GIVEN INSTRUCTION:
Find each line with the word "true" and copy it.

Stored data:
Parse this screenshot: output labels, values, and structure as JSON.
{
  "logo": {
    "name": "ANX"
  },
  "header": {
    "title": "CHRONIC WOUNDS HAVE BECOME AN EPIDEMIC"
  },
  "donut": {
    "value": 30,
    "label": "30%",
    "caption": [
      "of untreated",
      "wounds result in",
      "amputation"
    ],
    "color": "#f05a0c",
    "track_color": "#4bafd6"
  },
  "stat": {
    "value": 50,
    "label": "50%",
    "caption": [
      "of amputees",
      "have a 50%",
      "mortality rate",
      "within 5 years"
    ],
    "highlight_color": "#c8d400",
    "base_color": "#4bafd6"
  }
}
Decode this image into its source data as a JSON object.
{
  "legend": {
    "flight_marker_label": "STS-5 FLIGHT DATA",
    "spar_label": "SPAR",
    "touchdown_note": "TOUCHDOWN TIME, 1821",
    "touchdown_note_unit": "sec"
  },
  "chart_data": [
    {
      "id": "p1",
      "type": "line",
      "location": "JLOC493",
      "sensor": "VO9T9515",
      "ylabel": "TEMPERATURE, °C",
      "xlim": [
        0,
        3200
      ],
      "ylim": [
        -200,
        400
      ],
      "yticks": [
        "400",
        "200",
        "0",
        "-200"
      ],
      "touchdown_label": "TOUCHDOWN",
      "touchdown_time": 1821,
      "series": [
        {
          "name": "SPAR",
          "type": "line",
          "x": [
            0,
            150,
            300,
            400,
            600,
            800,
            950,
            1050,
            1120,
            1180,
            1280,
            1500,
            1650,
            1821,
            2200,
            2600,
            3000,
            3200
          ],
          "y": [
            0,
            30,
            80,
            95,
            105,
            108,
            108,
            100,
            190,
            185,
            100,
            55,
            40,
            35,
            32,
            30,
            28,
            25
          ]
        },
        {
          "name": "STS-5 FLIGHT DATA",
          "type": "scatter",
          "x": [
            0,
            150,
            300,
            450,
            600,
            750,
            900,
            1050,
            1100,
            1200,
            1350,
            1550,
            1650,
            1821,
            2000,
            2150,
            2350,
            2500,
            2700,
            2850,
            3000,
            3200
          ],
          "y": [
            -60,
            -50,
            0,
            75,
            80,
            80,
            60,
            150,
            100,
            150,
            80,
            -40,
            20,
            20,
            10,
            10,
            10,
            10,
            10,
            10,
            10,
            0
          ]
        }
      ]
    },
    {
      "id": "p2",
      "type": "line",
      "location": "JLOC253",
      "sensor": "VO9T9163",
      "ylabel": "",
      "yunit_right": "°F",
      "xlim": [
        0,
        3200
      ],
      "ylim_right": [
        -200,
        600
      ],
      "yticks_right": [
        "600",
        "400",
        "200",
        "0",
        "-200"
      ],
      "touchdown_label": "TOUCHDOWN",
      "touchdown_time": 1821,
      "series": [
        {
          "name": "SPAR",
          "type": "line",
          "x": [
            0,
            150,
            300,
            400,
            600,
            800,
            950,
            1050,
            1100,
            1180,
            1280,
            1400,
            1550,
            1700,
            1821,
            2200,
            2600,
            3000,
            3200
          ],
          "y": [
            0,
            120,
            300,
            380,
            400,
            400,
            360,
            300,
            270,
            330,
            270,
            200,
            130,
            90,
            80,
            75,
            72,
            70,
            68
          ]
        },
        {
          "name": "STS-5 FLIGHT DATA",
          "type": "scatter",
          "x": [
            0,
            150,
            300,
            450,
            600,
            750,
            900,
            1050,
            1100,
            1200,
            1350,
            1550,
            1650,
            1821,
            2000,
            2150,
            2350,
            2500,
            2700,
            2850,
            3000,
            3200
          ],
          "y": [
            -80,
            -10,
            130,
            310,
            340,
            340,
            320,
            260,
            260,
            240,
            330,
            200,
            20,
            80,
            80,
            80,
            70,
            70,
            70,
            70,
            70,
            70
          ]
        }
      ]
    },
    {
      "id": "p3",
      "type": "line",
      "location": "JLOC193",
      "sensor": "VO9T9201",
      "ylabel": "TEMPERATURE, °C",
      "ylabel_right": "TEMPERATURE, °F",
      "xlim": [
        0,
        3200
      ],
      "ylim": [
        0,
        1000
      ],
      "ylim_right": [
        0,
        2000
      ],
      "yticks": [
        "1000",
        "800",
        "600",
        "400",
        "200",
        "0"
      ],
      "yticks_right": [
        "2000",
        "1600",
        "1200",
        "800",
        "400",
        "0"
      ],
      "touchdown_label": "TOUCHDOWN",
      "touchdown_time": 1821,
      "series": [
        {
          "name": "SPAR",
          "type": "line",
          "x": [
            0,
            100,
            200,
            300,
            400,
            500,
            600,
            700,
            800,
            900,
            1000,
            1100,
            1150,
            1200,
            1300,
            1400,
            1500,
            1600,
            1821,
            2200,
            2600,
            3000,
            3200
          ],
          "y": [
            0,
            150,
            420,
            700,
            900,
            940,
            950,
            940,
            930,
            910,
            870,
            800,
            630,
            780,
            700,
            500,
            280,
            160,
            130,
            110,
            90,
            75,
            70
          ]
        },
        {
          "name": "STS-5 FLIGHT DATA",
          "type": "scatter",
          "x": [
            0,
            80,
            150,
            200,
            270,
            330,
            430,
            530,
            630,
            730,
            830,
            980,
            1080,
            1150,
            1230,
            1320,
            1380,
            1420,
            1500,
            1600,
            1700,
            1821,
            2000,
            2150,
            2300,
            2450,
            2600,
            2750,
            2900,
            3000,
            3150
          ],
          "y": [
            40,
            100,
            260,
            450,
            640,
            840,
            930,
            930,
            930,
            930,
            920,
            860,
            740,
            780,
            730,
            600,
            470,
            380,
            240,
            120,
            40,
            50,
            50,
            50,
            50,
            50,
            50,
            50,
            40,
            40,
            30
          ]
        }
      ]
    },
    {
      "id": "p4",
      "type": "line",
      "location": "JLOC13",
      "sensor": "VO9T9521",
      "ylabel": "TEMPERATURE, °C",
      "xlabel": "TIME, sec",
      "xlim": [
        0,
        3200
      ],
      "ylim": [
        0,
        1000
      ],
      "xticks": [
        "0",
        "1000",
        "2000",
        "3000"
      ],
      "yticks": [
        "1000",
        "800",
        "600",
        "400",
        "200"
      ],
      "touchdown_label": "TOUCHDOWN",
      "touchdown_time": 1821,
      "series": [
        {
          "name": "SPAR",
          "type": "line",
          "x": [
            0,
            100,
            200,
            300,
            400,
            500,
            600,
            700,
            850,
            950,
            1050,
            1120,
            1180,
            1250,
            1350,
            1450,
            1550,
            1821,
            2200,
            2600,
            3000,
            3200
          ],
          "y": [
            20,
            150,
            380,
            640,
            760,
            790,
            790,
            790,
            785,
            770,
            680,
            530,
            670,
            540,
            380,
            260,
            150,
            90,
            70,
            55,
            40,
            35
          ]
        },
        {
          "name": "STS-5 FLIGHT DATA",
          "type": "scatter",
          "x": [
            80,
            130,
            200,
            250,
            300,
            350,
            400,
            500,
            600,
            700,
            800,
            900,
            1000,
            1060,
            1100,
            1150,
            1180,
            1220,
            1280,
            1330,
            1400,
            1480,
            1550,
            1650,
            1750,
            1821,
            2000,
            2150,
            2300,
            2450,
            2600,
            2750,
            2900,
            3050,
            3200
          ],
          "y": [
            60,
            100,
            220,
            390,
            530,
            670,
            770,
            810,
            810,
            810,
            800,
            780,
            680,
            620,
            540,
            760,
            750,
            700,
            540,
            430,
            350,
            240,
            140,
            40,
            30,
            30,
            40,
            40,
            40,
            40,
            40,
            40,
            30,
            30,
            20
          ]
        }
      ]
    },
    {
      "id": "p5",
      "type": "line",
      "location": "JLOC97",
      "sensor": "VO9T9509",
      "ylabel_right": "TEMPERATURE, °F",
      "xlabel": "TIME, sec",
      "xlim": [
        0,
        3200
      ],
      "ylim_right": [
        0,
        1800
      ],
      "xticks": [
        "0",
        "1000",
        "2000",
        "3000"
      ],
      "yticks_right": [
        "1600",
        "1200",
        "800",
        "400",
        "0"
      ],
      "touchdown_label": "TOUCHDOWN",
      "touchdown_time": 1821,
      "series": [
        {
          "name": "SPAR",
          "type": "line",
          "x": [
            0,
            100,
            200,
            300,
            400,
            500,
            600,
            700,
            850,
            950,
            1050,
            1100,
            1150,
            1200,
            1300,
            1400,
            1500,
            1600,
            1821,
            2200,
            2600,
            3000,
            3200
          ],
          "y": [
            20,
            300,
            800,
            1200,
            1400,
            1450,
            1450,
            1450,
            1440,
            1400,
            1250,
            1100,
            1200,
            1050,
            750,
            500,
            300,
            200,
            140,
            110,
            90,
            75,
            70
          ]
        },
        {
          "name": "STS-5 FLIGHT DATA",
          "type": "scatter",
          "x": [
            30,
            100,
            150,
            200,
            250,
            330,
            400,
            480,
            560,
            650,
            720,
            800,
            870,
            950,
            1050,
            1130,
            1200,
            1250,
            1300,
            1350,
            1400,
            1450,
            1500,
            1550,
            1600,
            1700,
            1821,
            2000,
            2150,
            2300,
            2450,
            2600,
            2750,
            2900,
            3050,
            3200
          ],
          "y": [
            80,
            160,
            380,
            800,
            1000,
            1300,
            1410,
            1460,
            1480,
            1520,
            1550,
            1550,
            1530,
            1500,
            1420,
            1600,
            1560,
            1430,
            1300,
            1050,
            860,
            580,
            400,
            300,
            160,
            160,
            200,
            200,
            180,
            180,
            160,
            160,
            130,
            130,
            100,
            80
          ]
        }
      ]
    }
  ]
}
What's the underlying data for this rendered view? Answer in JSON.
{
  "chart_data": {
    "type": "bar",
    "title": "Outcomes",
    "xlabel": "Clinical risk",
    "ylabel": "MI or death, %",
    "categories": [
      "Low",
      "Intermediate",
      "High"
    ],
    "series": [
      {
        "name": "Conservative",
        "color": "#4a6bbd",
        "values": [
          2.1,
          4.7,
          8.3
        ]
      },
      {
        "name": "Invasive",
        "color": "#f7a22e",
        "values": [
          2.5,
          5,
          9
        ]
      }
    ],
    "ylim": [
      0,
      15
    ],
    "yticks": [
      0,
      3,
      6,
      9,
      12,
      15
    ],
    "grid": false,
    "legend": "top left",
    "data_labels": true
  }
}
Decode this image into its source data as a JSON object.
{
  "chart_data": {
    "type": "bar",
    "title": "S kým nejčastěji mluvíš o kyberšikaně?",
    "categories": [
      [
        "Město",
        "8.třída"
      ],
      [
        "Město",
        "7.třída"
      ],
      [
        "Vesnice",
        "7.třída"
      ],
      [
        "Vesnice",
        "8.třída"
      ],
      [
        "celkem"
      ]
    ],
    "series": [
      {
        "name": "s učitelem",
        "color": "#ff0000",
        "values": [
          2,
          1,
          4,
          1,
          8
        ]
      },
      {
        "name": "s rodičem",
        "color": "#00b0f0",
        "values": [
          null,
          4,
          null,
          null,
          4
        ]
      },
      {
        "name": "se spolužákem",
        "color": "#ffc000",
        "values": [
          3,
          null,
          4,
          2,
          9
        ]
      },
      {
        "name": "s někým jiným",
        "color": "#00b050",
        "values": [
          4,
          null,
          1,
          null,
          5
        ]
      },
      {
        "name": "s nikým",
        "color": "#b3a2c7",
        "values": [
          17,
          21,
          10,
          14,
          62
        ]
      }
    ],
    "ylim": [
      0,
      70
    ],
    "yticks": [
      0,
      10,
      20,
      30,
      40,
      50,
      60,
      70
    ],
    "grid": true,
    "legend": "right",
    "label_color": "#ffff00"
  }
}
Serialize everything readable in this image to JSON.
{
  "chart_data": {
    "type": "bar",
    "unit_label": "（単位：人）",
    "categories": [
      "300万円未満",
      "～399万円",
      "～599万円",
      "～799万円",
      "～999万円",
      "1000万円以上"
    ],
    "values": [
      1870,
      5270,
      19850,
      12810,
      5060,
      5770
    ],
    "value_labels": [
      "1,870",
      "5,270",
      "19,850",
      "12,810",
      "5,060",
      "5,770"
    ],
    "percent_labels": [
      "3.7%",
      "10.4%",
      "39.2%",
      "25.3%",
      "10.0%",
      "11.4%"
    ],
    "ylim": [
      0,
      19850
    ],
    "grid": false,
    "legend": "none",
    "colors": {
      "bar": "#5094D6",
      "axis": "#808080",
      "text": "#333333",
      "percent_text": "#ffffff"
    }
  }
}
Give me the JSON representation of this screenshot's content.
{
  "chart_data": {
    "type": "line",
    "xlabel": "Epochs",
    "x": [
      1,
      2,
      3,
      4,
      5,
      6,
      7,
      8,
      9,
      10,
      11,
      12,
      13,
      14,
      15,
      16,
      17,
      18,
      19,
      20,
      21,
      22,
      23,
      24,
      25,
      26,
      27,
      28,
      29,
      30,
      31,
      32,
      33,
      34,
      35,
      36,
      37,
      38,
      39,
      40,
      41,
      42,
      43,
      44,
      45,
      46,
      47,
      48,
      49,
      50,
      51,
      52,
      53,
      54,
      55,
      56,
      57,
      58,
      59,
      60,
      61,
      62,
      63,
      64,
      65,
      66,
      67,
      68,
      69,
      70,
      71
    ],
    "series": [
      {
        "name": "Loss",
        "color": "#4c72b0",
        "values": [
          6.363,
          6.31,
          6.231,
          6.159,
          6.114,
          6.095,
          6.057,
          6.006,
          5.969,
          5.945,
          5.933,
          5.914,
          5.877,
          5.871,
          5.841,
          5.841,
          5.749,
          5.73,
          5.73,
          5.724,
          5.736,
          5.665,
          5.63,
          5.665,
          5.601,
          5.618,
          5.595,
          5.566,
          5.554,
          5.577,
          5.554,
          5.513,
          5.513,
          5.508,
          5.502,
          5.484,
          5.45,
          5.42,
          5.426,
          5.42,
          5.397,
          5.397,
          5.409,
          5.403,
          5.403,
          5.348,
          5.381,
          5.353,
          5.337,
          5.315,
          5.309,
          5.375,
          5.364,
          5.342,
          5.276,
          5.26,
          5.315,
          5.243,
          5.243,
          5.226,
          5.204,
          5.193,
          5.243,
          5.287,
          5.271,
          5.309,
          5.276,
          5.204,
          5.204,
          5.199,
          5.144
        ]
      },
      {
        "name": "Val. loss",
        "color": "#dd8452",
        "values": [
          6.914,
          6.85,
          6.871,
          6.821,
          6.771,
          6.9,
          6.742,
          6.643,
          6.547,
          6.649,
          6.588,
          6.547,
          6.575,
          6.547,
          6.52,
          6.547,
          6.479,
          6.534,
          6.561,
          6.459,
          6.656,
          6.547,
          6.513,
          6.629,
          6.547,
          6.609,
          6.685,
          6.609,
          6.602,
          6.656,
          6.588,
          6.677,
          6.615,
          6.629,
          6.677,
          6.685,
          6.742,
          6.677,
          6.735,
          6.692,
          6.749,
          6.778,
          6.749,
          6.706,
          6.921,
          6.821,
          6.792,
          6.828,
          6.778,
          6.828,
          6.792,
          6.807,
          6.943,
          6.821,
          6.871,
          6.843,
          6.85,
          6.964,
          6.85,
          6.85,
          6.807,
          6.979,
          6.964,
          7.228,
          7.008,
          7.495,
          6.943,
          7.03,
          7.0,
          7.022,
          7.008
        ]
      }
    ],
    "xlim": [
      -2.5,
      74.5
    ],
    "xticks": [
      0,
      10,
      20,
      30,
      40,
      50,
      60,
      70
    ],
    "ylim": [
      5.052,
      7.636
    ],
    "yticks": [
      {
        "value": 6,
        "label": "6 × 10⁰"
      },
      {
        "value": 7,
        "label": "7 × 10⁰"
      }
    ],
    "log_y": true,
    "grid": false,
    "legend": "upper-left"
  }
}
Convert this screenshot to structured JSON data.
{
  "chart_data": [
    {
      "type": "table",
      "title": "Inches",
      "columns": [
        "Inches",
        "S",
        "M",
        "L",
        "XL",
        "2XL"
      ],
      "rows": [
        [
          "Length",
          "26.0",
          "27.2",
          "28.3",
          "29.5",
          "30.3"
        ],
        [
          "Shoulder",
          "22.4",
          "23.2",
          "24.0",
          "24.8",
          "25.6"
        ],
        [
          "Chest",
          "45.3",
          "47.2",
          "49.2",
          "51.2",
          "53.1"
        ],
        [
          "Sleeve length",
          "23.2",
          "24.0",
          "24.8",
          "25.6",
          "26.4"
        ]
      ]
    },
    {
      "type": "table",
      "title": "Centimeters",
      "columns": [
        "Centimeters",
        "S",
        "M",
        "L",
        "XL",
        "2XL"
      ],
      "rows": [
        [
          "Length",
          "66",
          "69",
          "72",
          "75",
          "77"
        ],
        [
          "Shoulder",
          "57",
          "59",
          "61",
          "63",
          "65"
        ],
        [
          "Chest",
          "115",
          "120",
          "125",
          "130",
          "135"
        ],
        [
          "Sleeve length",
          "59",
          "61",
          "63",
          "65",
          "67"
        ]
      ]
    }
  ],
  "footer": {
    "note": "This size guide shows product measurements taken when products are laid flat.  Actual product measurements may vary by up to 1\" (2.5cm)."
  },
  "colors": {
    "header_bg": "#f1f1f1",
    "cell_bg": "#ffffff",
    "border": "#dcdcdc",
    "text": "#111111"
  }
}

RESPONSE FOR THIS EXERCISE:
    "data_labels": true
    "grid": true,
    "log_y": true,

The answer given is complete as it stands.